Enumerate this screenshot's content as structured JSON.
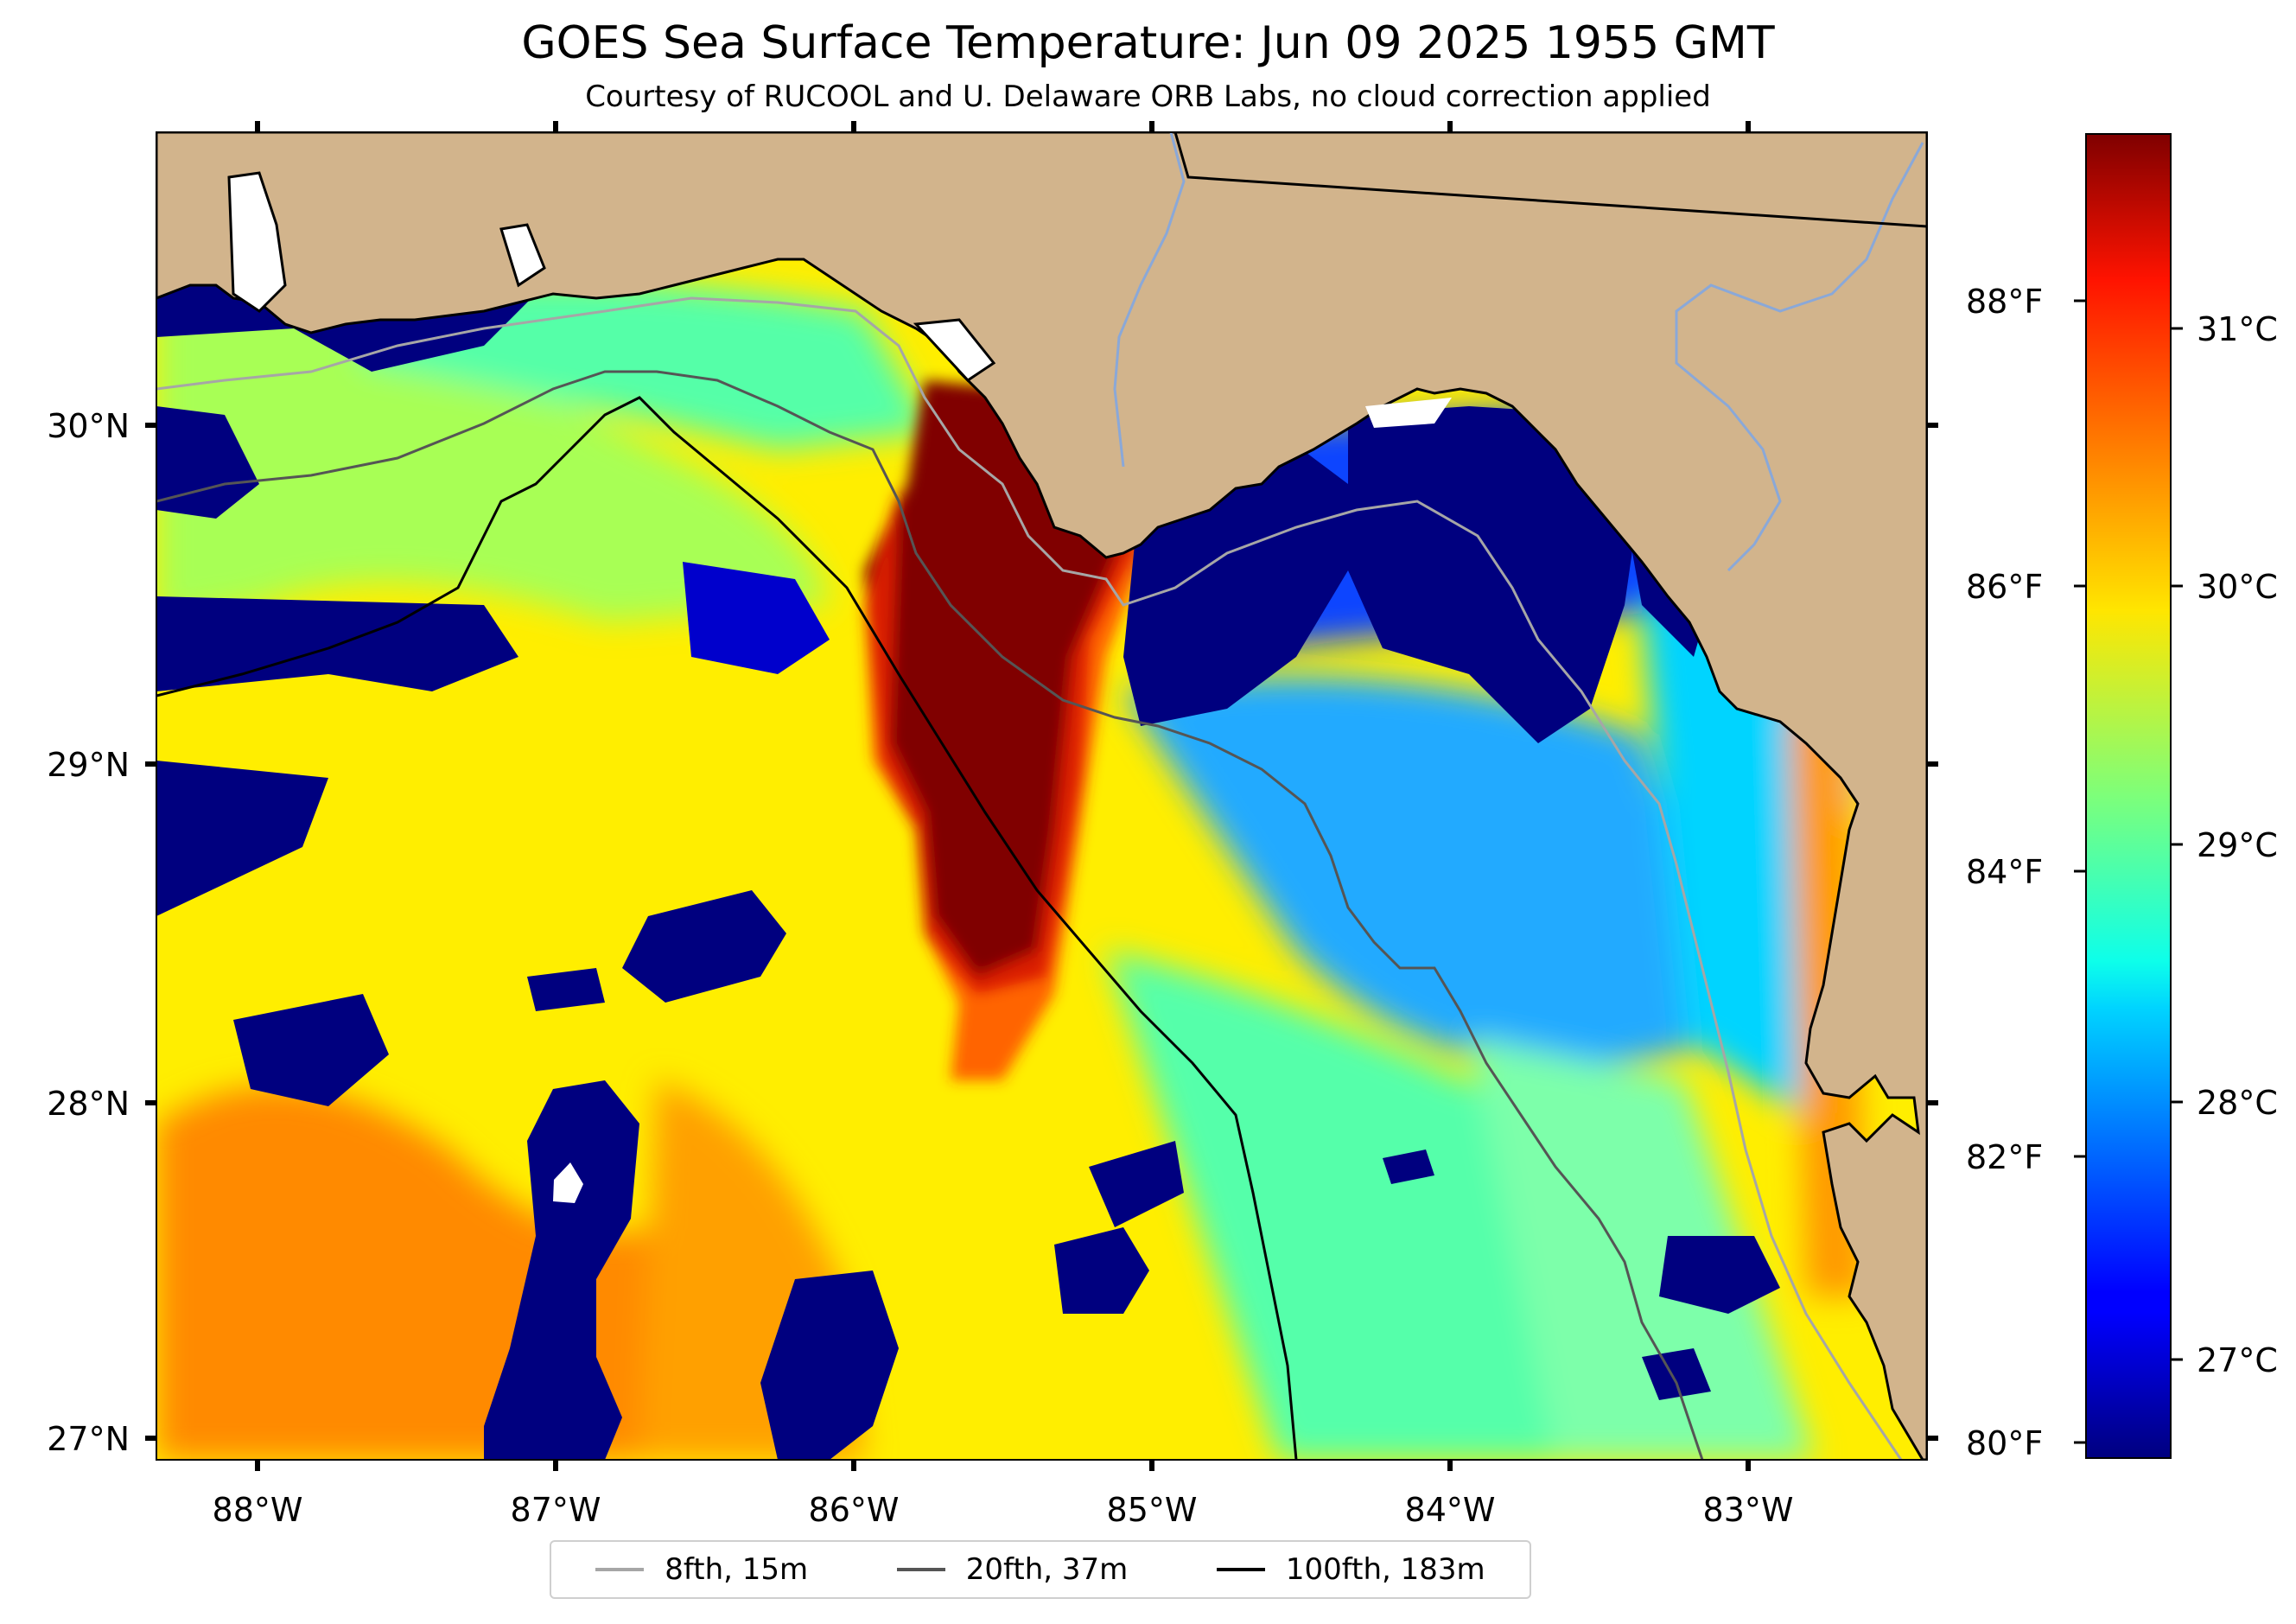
{
  "header": {
    "title": "GOES Sea Surface Temperature: Jun 09 2025 1955 GMT",
    "subtitle": "Courtesy of RUCOOL and U. Delaware ORB Labs, no cloud correction applied"
  },
  "map": {
    "longitude_labels": [
      "88°W",
      "87°W",
      "86°W",
      "85°W",
      "84°W",
      "83°W"
    ],
    "latitude_labels": [
      "30°N",
      "29°N",
      "28°N",
      "27°N"
    ],
    "land_color": "#d2b48c",
    "colormap": "jet"
  },
  "colorbar": {
    "fahrenheit_labels": [
      "88°F",
      "86°F",
      "84°F",
      "82°F",
      "80°F"
    ],
    "celsius_labels": [
      "31°C",
      "30°C",
      "29°C",
      "28°C",
      "27°C"
    ],
    "range_celsius": [
      26.6,
      31.7
    ]
  },
  "legend": {
    "items": [
      {
        "label": "8fth, 15m",
        "color": "#a6a6a6"
      },
      {
        "label": "20fth, 37m",
        "color": "#555555"
      },
      {
        "label": "100fth, 183m",
        "color": "#000000"
      }
    ]
  }
}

—————

**Aim**
Quote the material word for word, dropping any images it holds.

**Solution below**
Enumerate this screenshot's content as structured JSON.
{
  "header": {
    "title": "GOES Sea Surface Temperature: Jun 09 2025 1955 GMT",
    "subtitle": "Courtesy of RUCOOL and U. Delaware ORB Labs, no cloud correction applied"
  },
  "map": {
    "longitude_labels": [
      "88°W",
      "87°W",
      "86°W",
      "85°W",
      "84°W",
      "83°W"
    ],
    "latitude_labels": [
      "30°N",
      "29°N",
      "28°N",
      "27°N"
    ],
    "land_color": "#d2b48c",
    "colormap": "jet"
  },
  "colorbar": {
    "fahrenheit_labels": [
      "88°F",
      "86°F",
      "84°F",
      "82°F",
      "80°F"
    ],
    "celsius_labels": [
      "31°C",
      "30°C",
      "29°C",
      "28°C",
      "27°C"
    ],
    "range_celsius": [
      26.6,
      31.7
    ]
  },
  "legend": {
    "items": [
      {
        "label": "8fth, 15m",
        "color": "#a6a6a6"
      },
      {
        "label": "20fth, 37m",
        "color": "#555555"
      },
      {
        "label": "100fth, 183m",
        "color": "#000000"
      }
    ]
  }
}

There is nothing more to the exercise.